## Stored entries
┄┄┄┄┄┄┄┄┄┄┄┄┄┄┄┄┄┄┄┄

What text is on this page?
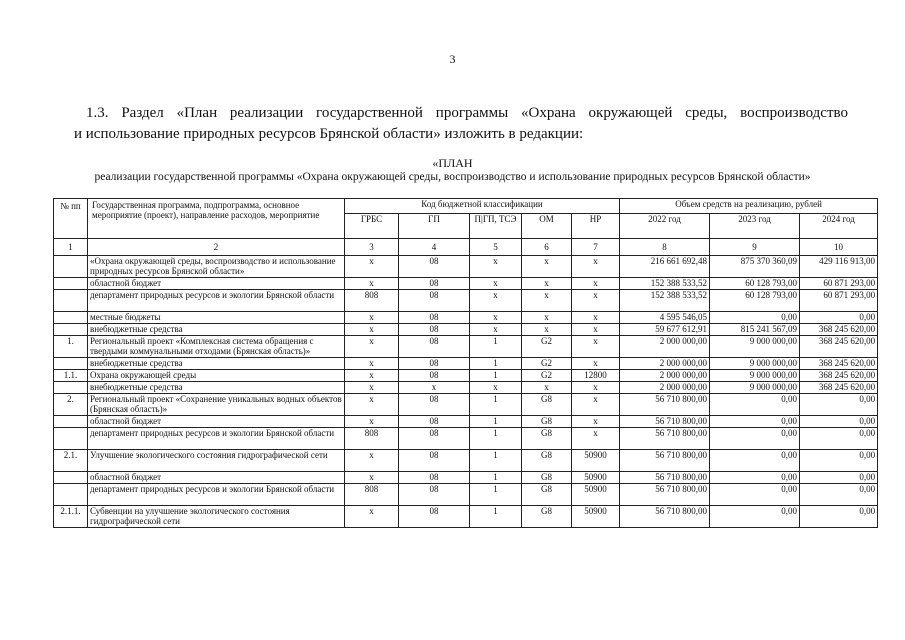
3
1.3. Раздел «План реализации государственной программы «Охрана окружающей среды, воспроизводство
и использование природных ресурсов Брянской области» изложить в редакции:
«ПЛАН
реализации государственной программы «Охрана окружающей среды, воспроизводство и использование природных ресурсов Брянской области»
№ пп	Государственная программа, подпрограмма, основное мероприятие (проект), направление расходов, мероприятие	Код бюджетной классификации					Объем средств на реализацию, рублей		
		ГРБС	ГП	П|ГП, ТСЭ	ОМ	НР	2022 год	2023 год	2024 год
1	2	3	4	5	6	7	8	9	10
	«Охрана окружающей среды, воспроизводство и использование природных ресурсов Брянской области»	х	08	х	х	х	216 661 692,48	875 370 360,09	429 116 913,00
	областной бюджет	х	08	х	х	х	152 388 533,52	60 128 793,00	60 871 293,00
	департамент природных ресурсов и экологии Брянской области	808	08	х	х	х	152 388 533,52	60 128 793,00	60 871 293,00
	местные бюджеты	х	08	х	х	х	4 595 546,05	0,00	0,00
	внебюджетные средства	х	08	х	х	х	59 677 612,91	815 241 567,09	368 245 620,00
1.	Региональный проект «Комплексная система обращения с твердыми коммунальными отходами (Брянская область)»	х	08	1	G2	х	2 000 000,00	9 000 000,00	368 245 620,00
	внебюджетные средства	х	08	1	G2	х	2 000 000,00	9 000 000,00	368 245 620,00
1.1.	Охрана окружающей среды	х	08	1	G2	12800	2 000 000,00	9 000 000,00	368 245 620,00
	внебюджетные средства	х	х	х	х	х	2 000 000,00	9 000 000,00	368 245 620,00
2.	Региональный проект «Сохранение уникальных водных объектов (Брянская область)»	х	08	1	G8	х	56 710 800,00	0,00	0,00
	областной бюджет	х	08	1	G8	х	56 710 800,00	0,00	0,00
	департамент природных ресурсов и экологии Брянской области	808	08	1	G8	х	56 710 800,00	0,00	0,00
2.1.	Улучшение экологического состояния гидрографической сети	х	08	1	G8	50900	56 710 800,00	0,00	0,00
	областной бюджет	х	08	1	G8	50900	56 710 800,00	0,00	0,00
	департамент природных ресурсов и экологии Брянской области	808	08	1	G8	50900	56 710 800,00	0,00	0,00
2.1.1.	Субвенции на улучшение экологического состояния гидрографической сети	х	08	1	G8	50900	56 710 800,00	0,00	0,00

┄┄┄┄┄┄┄┄┄┄┄┄┄┄┄┄┄┄┄┄

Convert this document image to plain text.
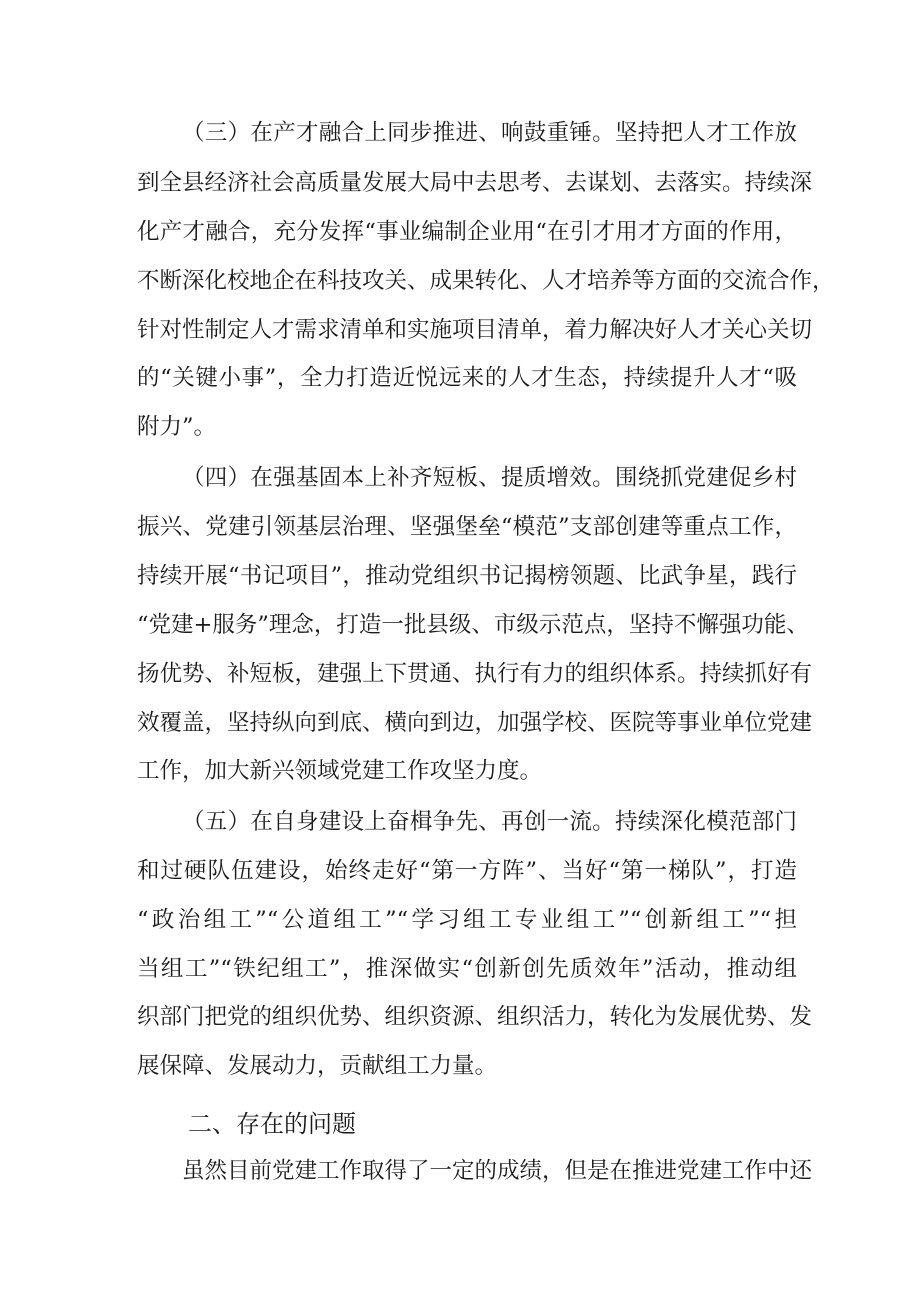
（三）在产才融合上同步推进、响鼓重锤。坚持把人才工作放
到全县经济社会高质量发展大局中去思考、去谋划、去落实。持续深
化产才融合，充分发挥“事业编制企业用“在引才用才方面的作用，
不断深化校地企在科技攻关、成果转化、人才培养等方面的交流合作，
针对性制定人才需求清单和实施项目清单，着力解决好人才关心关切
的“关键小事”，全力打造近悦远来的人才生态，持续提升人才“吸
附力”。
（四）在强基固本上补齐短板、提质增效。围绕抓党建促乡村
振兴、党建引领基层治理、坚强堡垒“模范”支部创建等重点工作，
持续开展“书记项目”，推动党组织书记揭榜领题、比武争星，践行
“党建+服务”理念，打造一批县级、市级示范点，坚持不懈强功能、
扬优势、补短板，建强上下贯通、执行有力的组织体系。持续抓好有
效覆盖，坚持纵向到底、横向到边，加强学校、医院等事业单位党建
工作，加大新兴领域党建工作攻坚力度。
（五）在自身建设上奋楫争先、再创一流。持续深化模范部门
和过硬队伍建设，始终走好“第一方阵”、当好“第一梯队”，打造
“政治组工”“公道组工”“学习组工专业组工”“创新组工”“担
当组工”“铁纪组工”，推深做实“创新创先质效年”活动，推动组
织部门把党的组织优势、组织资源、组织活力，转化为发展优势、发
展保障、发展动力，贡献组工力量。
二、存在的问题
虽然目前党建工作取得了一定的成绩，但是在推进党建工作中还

┄┄┄┄┄┄┄┄┄┄┄┄┄┄┄┄┄┄┄┄

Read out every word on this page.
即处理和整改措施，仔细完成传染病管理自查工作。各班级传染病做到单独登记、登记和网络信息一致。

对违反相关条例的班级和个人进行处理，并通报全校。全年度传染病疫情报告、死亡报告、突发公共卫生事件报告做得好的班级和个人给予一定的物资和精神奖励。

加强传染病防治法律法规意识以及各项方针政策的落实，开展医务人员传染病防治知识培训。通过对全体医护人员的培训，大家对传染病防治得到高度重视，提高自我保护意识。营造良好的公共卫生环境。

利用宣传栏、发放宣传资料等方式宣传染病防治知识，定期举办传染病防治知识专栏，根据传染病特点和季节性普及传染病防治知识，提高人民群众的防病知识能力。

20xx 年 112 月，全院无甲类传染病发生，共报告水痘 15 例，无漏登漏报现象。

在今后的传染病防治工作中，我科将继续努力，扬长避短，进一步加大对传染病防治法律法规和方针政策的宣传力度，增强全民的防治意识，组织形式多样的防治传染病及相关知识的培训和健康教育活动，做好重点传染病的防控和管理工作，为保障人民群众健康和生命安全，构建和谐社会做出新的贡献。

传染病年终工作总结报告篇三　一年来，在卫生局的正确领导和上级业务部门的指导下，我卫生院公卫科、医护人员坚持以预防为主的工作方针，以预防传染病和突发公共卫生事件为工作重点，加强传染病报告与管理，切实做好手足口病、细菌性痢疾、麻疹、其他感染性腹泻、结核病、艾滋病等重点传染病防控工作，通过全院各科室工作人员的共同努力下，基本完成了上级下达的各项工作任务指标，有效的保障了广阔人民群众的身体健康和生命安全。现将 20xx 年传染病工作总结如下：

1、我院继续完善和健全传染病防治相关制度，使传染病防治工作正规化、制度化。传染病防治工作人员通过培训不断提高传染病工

┄┄┄┄┄┄┄┄┄┄┄┄┄┄┄┄┄┄┄┄

State, as a number only, how many lines in the entries include "области".

## THE RESULT
6